- **Exercise goal**: Return the count of lines that hold the string "year", with no other words.

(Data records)
# # # #
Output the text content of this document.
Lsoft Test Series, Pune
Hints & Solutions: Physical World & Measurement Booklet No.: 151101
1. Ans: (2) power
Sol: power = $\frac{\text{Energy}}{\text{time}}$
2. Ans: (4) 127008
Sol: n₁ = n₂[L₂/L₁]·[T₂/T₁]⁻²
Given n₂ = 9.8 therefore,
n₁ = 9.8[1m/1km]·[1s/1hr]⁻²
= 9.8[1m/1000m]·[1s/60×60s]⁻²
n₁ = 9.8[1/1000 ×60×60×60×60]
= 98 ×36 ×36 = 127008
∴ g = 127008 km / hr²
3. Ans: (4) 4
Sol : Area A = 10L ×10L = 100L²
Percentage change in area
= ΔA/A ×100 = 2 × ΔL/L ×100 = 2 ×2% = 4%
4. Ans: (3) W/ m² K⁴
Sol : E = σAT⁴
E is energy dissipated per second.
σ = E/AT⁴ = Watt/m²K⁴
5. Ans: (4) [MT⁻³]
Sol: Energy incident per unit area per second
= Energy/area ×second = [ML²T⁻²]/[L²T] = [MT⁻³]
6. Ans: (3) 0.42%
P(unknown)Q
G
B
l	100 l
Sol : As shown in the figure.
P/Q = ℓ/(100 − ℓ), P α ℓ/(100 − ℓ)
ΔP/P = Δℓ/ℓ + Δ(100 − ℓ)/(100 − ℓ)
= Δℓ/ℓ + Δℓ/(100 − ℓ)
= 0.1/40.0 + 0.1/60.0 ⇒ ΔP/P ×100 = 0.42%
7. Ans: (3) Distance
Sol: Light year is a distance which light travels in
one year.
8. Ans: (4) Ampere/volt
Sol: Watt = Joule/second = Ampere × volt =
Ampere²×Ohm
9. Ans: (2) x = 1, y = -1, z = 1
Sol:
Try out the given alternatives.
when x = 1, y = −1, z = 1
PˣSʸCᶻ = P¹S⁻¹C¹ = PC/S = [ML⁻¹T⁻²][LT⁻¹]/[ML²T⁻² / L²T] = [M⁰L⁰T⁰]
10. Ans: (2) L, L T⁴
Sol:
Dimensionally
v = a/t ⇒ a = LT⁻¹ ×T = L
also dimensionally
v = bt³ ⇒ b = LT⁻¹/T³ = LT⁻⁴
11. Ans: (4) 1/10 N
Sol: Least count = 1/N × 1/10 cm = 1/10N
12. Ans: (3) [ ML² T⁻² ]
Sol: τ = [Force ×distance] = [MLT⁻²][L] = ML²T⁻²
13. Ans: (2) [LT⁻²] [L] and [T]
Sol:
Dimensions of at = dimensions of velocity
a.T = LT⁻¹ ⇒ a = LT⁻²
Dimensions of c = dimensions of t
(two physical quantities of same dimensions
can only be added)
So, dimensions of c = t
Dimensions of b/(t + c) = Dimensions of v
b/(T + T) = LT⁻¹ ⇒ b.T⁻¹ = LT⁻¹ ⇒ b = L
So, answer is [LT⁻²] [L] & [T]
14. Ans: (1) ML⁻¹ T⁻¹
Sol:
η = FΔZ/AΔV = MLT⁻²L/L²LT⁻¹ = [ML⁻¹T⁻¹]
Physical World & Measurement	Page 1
# # # #
- **Response to this exercise**: 2